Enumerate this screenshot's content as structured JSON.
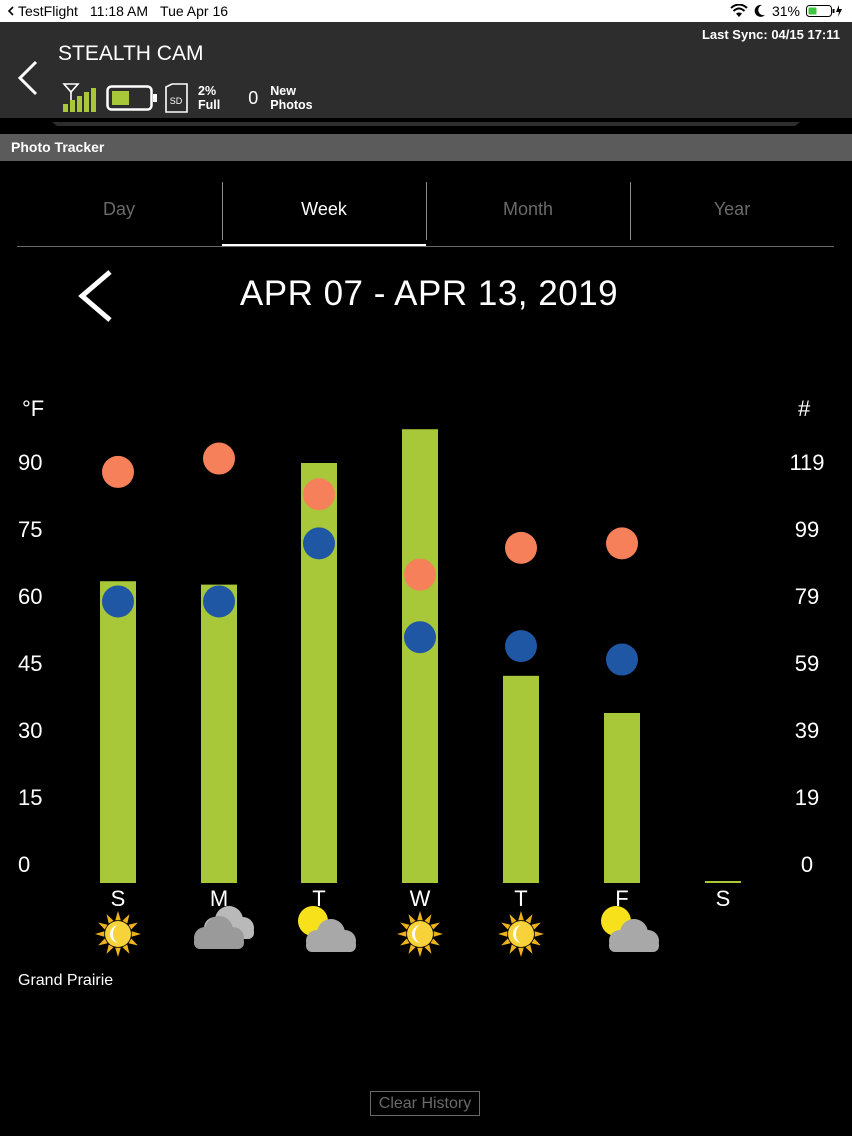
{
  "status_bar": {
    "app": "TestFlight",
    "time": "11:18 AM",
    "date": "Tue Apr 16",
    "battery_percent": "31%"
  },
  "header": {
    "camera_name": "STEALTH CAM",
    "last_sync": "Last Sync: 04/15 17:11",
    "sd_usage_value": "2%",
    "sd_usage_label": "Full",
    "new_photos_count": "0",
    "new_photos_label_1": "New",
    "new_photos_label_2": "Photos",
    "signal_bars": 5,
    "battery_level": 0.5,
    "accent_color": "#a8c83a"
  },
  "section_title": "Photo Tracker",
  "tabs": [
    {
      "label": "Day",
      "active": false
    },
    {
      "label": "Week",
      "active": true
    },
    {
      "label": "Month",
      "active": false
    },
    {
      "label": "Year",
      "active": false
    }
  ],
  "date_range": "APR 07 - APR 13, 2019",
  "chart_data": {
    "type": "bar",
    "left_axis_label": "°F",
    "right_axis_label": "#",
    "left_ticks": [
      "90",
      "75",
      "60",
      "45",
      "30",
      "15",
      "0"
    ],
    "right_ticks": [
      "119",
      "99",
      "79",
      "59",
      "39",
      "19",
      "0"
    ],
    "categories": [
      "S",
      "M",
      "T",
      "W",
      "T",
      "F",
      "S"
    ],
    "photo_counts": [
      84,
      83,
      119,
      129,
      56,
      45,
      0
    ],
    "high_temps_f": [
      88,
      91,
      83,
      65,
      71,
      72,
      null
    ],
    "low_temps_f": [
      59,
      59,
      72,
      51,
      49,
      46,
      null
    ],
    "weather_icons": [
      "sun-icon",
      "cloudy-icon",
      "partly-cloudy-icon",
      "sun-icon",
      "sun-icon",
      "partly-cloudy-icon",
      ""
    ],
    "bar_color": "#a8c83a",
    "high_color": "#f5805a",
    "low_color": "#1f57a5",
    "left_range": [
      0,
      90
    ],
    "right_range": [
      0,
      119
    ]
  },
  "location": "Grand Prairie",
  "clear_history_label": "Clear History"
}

▶ [What to work on] Transcribe all the lines above exactly, apart from the pictures.

▶ [Correct result]
Enumerate this screenshot's content as structured JSON.
{
  "status_bar": {
    "app": "TestFlight",
    "time": "11:18 AM",
    "date": "Tue Apr 16",
    "battery_percent": "31%"
  },
  "header": {
    "camera_name": "STEALTH CAM",
    "last_sync": "Last Sync: 04/15 17:11",
    "sd_usage_value": "2%",
    "sd_usage_label": "Full",
    "new_photos_count": "0",
    "new_photos_label_1": "New",
    "new_photos_label_2": "Photos",
    "signal_bars": 5,
    "battery_level": 0.5,
    "accent_color": "#a8c83a"
  },
  "section_title": "Photo Tracker",
  "tabs": [
    {
      "label": "Day",
      "active": false
    },
    {
      "label": "Week",
      "active": true
    },
    {
      "label": "Month",
      "active": false
    },
    {
      "label": "Year",
      "active": false
    }
  ],
  "date_range": "APR 07 - APR 13, 2019",
  "chart_data": {
    "type": "bar",
    "left_axis_label": "°F",
    "right_axis_label": "#",
    "left_ticks": [
      "90",
      "75",
      "60",
      "45",
      "30",
      "15",
      "0"
    ],
    "right_ticks": [
      "119",
      "99",
      "79",
      "59",
      "39",
      "19",
      "0"
    ],
    "categories": [
      "S",
      "M",
      "T",
      "W",
      "T",
      "F",
      "S"
    ],
    "photo_counts": [
      84,
      83,
      119,
      129,
      56,
      45,
      0
    ],
    "high_temps_f": [
      88,
      91,
      83,
      65,
      71,
      72,
      null
    ],
    "low_temps_f": [
      59,
      59,
      72,
      51,
      49,
      46,
      null
    ],
    "weather_icons": [
      "sun-icon",
      "cloudy-icon",
      "partly-cloudy-icon",
      "sun-icon",
      "sun-icon",
      "partly-cloudy-icon",
      ""
    ],
    "bar_color": "#a8c83a",
    "high_color": "#f5805a",
    "low_color": "#1f57a5",
    "left_range": [
      0,
      90
    ],
    "right_range": [
      0,
      119
    ]
  },
  "location": "Grand Prairie",
  "clear_history_label": "Clear History"
}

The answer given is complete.